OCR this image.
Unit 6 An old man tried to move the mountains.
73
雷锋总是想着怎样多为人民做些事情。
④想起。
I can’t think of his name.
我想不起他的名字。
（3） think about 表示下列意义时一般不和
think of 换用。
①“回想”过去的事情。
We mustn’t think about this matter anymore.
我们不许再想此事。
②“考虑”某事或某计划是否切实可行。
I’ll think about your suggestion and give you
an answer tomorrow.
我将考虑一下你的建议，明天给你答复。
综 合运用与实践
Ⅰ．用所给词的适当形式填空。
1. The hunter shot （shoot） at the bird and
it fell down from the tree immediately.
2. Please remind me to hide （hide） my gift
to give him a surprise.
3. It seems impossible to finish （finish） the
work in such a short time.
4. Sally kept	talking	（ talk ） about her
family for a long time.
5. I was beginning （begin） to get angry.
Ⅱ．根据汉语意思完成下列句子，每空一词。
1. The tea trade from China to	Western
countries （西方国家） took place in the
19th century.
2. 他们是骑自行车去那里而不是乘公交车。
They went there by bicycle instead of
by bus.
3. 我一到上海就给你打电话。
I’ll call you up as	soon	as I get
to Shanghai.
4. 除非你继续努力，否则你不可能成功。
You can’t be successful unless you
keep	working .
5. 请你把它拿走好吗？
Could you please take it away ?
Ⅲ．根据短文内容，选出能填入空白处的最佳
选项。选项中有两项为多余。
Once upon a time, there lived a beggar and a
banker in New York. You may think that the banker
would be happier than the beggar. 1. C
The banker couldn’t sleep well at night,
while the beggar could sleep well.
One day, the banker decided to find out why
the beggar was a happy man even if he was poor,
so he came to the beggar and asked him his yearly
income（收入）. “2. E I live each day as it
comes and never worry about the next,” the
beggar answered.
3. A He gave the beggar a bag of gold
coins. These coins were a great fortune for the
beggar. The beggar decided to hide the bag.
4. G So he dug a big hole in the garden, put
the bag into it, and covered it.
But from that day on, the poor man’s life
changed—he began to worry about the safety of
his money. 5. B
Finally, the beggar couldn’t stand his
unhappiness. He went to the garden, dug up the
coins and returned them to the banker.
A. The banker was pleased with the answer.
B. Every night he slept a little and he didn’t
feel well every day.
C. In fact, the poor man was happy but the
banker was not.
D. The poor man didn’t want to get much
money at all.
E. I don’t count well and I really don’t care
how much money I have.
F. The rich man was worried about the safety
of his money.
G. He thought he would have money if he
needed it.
────────
What the exercise asks = Report only how many lines in the entries contain "well".

Finished task = 4